--- Start Passage shown ---
ExpectColumnValueLengthsToEqual is failing/raising exception when applied on a column having null values as well #10917

suchintakp5 · 2025-02-06T14:39:01Z

Describe the bug
ExpectColumnValueLengthsToEqual is failing/raising exception when applied on a column having null values as well. in version 1.3.5. This was not failing in version 0.18

To Reproduce

import great_expectations as gx
import great_expectations.expectations as gxe

# Retrieve your Data Context
data_context = gx.get_context(mode="ephemeral")
# Define the Data Source name
data_source_name = "source_system_name_spark_dataframe"
# Add the Data Source to the Data Context
data_source = data_context.data_sources.add_spark(name=data_source_name)
# Define the Data Asset name
data_asset_name = "dataset_name"
# Add a Data Asset to the Data Source
data_asset = data_source.add_dataframe_asset(name=data_asset_name)
--- End Passage shown ---
--- Start Data records ---
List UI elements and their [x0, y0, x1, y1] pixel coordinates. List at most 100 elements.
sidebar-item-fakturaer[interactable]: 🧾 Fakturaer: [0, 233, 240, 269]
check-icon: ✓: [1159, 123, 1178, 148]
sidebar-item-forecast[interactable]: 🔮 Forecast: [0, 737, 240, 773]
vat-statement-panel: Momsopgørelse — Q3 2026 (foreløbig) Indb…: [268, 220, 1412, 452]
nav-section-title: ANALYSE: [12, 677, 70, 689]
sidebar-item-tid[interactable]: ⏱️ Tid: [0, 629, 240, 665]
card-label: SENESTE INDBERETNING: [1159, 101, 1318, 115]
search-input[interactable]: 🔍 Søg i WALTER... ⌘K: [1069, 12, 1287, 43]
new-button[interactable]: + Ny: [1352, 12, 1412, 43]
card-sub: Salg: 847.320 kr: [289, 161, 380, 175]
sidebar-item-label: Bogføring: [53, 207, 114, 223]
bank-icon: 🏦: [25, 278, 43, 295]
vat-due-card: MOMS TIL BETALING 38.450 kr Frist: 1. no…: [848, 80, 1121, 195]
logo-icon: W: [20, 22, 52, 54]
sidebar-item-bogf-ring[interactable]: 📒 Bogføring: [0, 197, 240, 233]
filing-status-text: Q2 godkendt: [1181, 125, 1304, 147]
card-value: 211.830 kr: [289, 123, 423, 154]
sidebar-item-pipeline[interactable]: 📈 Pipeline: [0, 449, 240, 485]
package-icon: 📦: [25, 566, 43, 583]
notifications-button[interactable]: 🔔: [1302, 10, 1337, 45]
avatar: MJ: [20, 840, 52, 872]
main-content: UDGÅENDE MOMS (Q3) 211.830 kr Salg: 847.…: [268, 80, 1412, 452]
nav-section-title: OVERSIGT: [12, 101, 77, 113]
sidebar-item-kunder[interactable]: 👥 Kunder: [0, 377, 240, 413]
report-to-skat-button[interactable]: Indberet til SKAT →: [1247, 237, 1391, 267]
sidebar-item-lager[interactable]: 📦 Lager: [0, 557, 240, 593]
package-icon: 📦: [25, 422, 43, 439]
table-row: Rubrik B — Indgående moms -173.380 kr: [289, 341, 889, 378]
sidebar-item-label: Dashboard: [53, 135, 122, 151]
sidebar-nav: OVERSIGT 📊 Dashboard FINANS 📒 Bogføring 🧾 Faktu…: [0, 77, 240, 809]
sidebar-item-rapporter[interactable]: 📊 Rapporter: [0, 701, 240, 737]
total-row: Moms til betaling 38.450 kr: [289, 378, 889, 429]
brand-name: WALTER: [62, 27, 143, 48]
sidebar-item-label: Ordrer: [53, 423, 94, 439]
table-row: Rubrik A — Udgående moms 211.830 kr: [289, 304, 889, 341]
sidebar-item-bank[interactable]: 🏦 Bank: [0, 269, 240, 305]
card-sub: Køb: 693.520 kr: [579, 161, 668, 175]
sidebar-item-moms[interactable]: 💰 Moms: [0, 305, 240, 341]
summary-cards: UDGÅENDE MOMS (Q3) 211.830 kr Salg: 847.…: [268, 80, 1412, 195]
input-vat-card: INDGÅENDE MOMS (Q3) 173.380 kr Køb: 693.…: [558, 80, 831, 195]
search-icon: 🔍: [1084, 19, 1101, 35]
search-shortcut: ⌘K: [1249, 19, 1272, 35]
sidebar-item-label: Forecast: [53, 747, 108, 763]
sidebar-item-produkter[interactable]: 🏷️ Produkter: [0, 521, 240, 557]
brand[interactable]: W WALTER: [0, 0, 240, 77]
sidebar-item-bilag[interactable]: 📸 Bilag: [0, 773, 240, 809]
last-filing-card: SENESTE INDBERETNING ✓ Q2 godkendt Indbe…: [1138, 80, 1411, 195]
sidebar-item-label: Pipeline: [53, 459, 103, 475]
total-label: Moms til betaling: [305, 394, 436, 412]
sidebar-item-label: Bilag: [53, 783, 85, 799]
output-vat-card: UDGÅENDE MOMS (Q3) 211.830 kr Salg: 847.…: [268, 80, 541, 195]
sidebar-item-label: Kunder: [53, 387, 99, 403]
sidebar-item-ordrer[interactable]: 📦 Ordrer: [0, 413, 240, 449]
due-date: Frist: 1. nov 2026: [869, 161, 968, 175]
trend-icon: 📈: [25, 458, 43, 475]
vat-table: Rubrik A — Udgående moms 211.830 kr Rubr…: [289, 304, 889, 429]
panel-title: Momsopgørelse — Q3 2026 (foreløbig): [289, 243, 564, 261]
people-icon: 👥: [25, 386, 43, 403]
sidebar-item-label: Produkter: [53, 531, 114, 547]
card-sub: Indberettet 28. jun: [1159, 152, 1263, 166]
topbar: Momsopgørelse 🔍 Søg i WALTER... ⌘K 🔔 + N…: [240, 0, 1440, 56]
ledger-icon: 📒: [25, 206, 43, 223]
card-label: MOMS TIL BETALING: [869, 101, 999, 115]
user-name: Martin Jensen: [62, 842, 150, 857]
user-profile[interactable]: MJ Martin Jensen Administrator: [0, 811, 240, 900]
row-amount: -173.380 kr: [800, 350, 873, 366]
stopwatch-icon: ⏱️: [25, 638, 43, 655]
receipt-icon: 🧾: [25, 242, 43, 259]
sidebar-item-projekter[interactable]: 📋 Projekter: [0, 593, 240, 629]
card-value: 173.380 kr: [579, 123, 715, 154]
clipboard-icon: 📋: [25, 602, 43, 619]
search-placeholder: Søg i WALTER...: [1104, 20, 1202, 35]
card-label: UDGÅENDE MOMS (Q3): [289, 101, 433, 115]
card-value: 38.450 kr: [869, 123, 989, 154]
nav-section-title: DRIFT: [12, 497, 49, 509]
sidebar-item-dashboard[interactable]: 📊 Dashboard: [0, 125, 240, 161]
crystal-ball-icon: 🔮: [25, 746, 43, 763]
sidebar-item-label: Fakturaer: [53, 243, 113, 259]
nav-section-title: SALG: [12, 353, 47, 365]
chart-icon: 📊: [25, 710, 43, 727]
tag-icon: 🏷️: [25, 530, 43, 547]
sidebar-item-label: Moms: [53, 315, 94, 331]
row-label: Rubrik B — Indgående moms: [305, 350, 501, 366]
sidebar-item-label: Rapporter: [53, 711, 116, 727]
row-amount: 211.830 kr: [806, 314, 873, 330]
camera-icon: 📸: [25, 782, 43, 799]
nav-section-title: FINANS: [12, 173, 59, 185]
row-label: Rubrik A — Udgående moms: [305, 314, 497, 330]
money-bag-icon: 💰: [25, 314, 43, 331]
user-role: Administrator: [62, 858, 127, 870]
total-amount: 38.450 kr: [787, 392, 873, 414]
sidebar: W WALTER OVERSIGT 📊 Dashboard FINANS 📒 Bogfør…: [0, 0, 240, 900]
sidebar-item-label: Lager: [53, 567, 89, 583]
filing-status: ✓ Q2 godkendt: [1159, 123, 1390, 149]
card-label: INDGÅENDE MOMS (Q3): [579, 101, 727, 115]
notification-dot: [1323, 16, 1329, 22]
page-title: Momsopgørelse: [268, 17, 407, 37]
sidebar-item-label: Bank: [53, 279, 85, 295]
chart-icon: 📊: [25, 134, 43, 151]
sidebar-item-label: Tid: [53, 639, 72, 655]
--- End Data records ---
Stated problem: Pick up the bug report on ExpectColumnValueLengthsToEqual after its last line and continue writing it. The rows have no connection to the bug report.

Written response:
# Define the Batch Definition name
batch_definition_name = "dataset_batch_definition"

# Add a Batch Definition to the Data Asset
batch_definition = data_asset.add_batch_definition_whole_dataframe(
    batch_definition_name
)

df = <A pyspark dataframe containing few null values in a string column>

batch_parameters = {"dataframe": df}
# Get the dataframe as a Batch
batch = batch_definition.get_batch(batch_parameters=batch_parameters)

test = gxe.ExpectColumnValueLengthsToEqual(column=<column_name>, value=<length>)
# Test the Expectation
validation_results = batch.validate(test, result_format="COMPLETE")
print(validation_results)

Expected behavior
No exception should be raised. For the null values, the length should be equal to zero or they should not be considered as part the expectation result

Environment (please complete the following information):

Great Expectations Version: [1.3.5]
Data Source: [Spark dataframe created from a csv file]
Cloud environment: [Azure Databricks]

Additional context

{
  "success": false,
  "expectation_config": {
    "type": "expect_column_value_lengths_to_equal",
    "kwargs": {
      "column": "ID Number",
      "value": 7.0,
      "batch_id": "source_system_name_spark_dataframe-dataset_name"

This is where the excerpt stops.